━━━━━ Input rows

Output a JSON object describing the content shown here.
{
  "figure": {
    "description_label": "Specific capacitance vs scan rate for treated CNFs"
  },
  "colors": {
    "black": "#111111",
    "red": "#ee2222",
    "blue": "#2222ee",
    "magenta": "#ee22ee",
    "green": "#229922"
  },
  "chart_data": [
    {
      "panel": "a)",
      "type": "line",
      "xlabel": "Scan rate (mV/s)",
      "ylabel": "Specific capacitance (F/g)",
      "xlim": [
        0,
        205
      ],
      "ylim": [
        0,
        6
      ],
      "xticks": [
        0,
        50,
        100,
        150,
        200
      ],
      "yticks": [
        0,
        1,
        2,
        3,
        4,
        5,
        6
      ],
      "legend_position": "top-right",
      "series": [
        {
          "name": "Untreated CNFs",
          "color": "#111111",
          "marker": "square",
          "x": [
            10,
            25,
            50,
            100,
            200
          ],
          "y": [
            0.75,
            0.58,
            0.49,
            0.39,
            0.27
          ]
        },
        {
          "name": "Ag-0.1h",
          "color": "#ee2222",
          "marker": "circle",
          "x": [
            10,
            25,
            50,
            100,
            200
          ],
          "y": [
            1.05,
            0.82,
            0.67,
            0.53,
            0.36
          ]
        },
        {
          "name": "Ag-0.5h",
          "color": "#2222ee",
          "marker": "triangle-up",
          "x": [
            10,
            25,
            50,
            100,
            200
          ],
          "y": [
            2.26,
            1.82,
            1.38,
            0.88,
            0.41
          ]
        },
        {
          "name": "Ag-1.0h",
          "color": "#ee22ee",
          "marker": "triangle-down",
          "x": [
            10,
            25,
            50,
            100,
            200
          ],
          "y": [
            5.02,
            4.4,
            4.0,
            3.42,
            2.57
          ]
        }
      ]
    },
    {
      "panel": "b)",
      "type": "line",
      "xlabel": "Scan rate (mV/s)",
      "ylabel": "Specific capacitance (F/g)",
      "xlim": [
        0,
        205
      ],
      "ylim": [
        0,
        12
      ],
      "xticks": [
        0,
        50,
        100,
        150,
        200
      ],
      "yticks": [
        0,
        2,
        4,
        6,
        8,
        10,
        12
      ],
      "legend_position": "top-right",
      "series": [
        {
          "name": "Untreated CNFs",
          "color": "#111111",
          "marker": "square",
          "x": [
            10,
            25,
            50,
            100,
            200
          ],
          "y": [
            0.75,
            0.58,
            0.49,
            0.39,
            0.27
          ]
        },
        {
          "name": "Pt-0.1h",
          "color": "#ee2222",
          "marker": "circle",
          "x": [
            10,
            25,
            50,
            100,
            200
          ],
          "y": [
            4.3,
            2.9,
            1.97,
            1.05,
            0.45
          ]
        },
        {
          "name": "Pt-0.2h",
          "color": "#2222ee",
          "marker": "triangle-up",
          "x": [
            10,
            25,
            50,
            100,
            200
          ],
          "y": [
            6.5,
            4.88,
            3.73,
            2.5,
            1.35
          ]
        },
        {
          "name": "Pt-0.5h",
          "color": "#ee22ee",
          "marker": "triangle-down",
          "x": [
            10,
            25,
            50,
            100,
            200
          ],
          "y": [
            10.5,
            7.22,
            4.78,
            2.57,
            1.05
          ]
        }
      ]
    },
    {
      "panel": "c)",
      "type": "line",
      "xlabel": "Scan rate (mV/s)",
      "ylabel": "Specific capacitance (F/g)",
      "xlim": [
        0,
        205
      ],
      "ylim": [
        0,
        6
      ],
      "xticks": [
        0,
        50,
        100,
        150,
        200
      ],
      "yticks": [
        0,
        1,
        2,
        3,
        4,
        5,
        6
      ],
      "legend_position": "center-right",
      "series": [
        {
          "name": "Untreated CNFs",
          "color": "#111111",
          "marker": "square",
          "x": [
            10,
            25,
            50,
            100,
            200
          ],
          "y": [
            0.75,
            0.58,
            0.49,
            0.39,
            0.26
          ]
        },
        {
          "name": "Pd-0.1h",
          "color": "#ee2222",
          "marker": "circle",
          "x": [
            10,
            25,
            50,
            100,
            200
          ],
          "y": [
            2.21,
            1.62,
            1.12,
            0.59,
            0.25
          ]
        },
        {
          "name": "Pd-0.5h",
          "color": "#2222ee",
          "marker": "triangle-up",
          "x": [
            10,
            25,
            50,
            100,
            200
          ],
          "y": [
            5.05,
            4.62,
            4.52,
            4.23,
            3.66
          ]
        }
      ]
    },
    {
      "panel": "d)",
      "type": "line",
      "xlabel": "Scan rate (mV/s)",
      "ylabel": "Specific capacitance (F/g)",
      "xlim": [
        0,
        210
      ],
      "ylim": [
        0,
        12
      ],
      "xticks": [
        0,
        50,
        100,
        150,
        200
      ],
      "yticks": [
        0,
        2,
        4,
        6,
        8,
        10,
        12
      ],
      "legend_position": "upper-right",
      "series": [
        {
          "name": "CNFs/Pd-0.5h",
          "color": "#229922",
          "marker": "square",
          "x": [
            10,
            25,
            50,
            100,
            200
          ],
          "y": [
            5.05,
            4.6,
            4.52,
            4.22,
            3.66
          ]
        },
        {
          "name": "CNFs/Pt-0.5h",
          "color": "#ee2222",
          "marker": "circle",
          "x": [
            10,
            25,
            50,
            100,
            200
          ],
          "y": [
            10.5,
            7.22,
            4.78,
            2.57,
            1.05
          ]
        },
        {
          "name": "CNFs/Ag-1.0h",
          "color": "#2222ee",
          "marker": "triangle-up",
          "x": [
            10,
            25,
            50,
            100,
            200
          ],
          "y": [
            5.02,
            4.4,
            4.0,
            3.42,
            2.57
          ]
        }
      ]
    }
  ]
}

━━━━━━━━━━

**Problem:**
Take every line containing the word "CNFs" and copy it.

**Task answer:**
    "description_label": "Specific capacitance vs scan rate for treated CNFs"
          "name": "Untreated CNFs",
          "name": "Untreated CNFs",
          "name": "Untreated CNFs",
          "name": "CNFs/Pd-0.5h",
          "name": "CNFs/Pt-0.5h",
          "name": "CNFs/Ag-1.0h",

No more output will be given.